### BRANO DA LEGGERE
# # #
La prima udienza davanti al gup di Pescara per la tragedia dei coniugi di Scerni, Giuseppe Pirocchi e Silvia D’Ercole caduti nel fiume Orta il 1 maggio 2017, ha registrato la costituzione di parte civile dei familiari delle vittime e la richiesta di chiamata in causa come responsabili civili della tragedia del Comune di Caramanico e del Parco della Maiella.

La richiesta presentata dagli avvocati Giuliano Milia, Arnaldo e Francesco Tascione, riceverà la risposta del giudice nel corso della prossima udienza fissata per il 30 maggio. La Procura di Pescara, come noto, ha chiesto il rinvio a giudizio per il sindaco di Caramanico, Simone Angelucci e per il direttore del Parco Nazionale della Maiella, Oremo Di Nino.
# # #
### DATI GREZZI
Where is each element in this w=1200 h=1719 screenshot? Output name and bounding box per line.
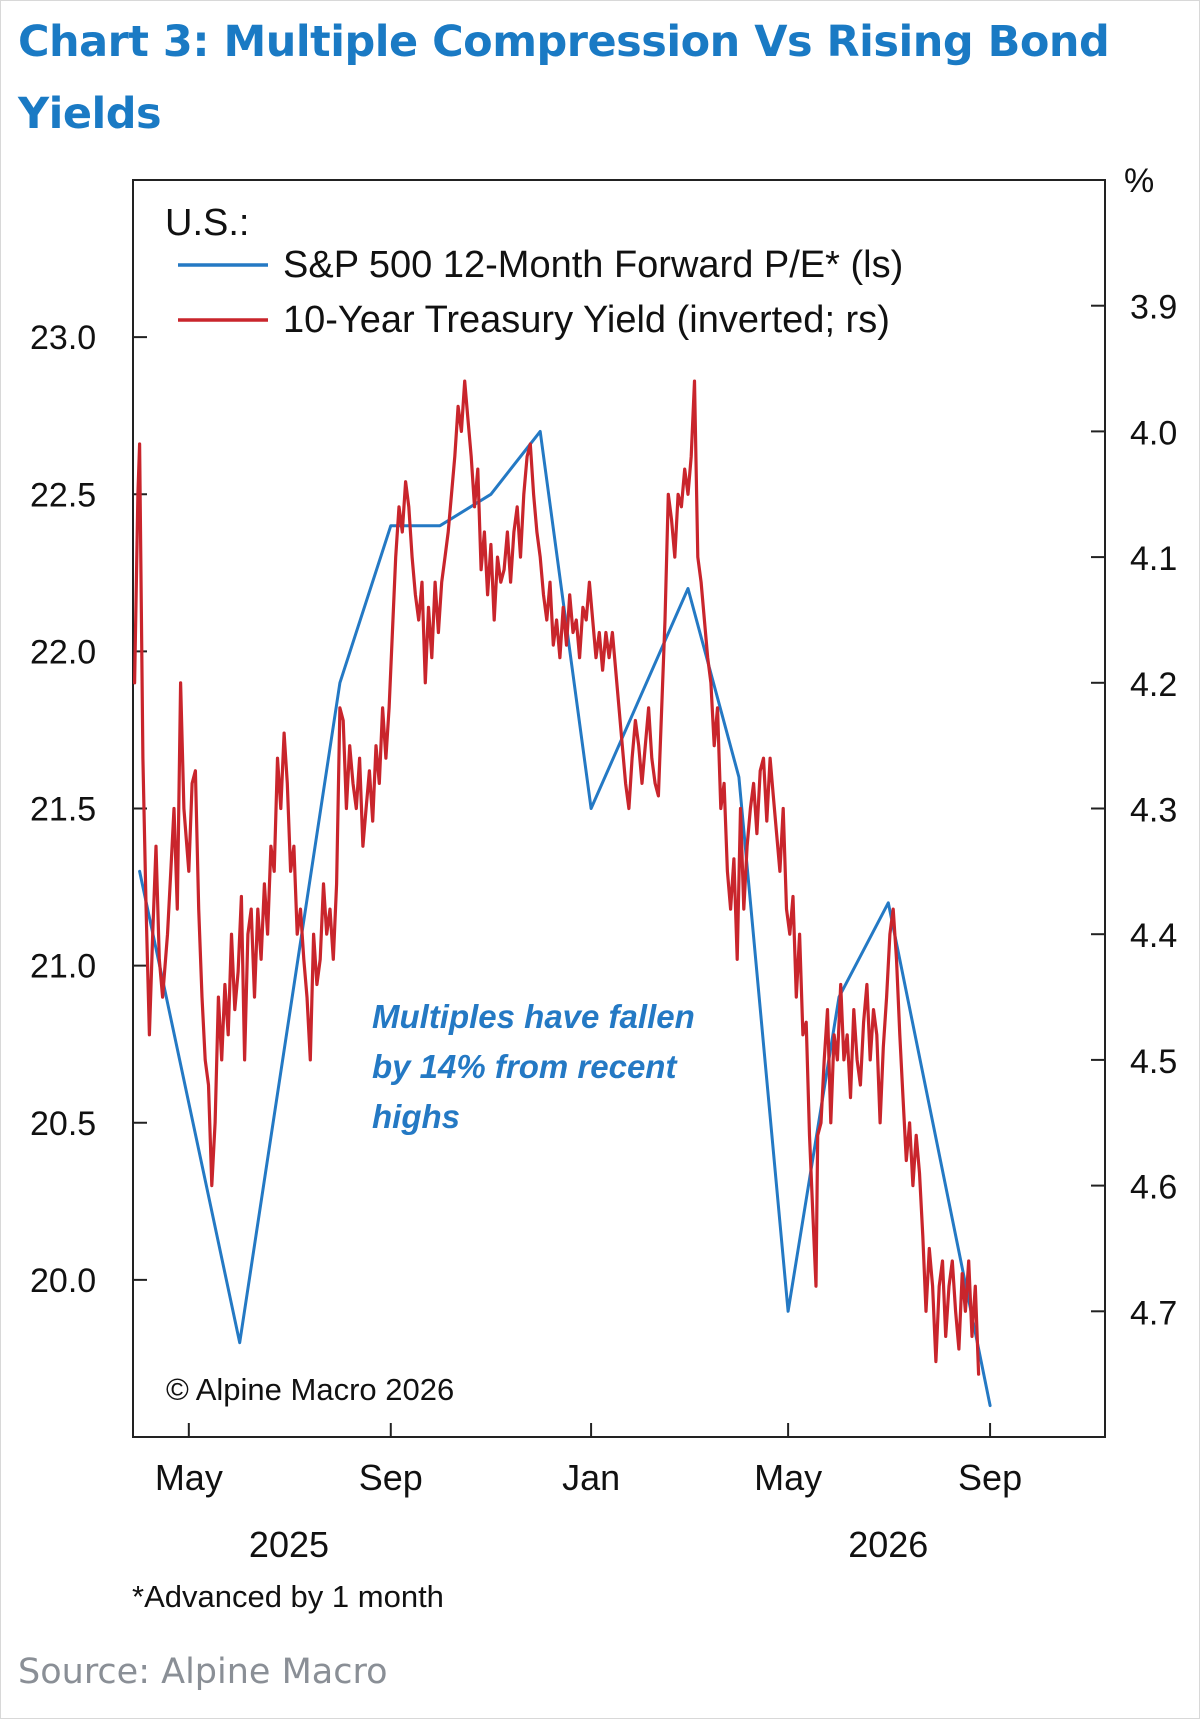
# # #
### OBIETTIVI
A – Per favore, indica la data della prossima udienza secondo il brano sull'udienza per la tragedia del fiume Orta.
B – Prosegui il brano sull'udienza per la tragedia del fiume Orta a partire dall'ultima frase riportata.

### RISULTATI DELLE ATTIVITÀ
A – Il 30 maggio.

B –
L’ipotesi di reato è omicidio colposo. Il procuratore Massimiliano Serpi e sostituto procuratore Valentina D’Agostino hanno escluso l’imprudenza delle vittime, ed hanno puntato il dito sulle omesse segnalazioni del pericolo. Sulla scorta delle risultanze investigative e delle perizie, gli investigatori hanno escluso lo scenario della tragica fatalità o dell’imprudenza da parte delle vittime.

La morte della coppia, stando a quanto emerso nel corso dei sopralluoghi e dagli accertamenti dei carabinieri e dei periti, sarebbe legata a responsabilità omissive nella segnalazione dei pericoli. Il camminamento attraversando il quale marito e moglie sono scivolati nel fiume era privo di cartelli di segnalazione e l’area non era transennata.

“C’è quindi responsabilità”, dicono Tascione e Milia “in chi omise di vigilare per verificare se erano stati adottati tutti gli accorgimenti necessari ad evitare pericoli. Del resto, si è arrivati a queste conclusioni”, sottolineano gli avvocati di parte civile “attraverso un corposo dossier fotografico. Le immagini documentano come la tragedia sarebbe stata evitabile se fossero state prese le dovute precauzioni inibendo l’accesso dei visitatori nell’area a rischio e segnalando il pericolo”.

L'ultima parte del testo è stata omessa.